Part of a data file
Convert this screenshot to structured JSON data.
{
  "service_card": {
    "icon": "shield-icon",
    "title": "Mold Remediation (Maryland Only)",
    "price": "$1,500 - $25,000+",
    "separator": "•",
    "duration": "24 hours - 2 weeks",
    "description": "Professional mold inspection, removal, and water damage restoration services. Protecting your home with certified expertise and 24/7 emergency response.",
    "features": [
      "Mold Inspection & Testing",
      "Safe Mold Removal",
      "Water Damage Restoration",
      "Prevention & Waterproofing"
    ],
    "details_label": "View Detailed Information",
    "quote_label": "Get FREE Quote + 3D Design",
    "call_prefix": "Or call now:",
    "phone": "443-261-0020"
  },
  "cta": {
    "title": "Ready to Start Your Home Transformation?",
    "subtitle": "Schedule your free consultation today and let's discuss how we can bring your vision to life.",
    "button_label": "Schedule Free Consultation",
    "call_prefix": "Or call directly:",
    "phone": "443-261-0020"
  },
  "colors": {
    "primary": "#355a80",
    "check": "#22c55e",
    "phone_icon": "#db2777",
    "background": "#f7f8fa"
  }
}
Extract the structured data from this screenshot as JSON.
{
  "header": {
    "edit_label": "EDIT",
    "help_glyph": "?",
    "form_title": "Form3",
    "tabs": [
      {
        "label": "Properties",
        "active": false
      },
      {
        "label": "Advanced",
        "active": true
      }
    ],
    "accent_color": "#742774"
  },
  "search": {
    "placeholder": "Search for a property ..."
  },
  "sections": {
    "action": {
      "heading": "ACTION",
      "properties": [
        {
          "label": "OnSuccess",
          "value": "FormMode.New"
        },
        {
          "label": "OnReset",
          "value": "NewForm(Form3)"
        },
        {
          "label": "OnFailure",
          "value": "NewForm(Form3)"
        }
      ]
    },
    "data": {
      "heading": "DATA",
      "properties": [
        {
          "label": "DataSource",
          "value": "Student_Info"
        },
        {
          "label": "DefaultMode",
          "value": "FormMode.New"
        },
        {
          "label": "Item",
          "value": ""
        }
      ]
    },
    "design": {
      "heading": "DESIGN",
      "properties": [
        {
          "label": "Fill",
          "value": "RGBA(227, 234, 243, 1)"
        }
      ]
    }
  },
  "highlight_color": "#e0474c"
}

▶ DIRECTIVE
Word for word, restate all of the data shown above.

▶ RESPONSE TO THE EXERCISE
Convert this screenshot to structured JSON data.
{
  "service_card": {
    "icon": "shield-icon",
    "title": "Mold Remediation (Maryland Only)",
    "price": "$1,500 - $25,000+",
    "separator": "•",
    "duration": "24 hours - 2 weeks",
    "description": "Professional mold inspection, removal, and water damage restoration services. Protecting your home with certified expertise and 24/7 emergency response.",
    "features": [
      "Mold Inspection & Testing",
      "Safe Mold Removal",
      "Water Damage Restoration",
      "Prevention & Waterproofing"
    ],
    "details_label": "View Detailed Information",
    "quote_label": "Get FREE Quote + 3D Design",
    "call_prefix": "Or call now:",
    "phone": "443-261-0020"
  },
  "cta": {
    "title": "Ready to Start Your Home Transformation?",
    "subtitle": "Schedule your free consultation today and let's discuss how we can bring your vision to life.",
    "button_label": "Schedule Free Consultation",
    "call_prefix": "Or call directly:",
    "phone": "443-261-0020"
  },
  "colors": {
    "primary": "#355a80",
    "check": "#22c55e",
    "phone_icon": "#db2777",
    "background": "#f7f8fa"
  }
}
Extract the structured data from this screenshot as JSON.
{
  "header": {
    "edit_label": "EDIT",
    "help_glyph": "?",
    "form_title": "Form3",
    "tabs": [
      {
        "label": "Properties",
        "active": false
      },
      {
        "label": "Advanced",
        "active": true
      }
    ],
    "accent_color": "#742774"
  },
  "search": {
    "placeholder": "Search for a property ..."
  },
  "sections": {
    "action": {
      "heading": "ACTION",
      "properties": [
        {
          "label": "OnSuccess",
          "value": "FormMode.New"
        },
        {
          "label": "OnReset",
          "value": "NewForm(Form3)"
        },
        {
          "label": "OnFailure",
          "value": "NewForm(Form3)"
        }
      ]
    },
    "data": {
      "heading": "DATA",
      "properties": [
        {
          "label": "DataSource",
          "value": "Student_Info"
        },
        {
          "label": "DefaultMode",
          "value": "FormMode.New"
        },
        {
          "label": "Item",
          "value": ""
        }
      ]
    },
    "design": {
      "heading": "DESIGN",
      "properties": [
        {
          "label": "Fill",
          "value": "RGBA(227, 234, 243, 1)"
        }
      ]
    }
  },
  "highlight_color": "#e0474c"
}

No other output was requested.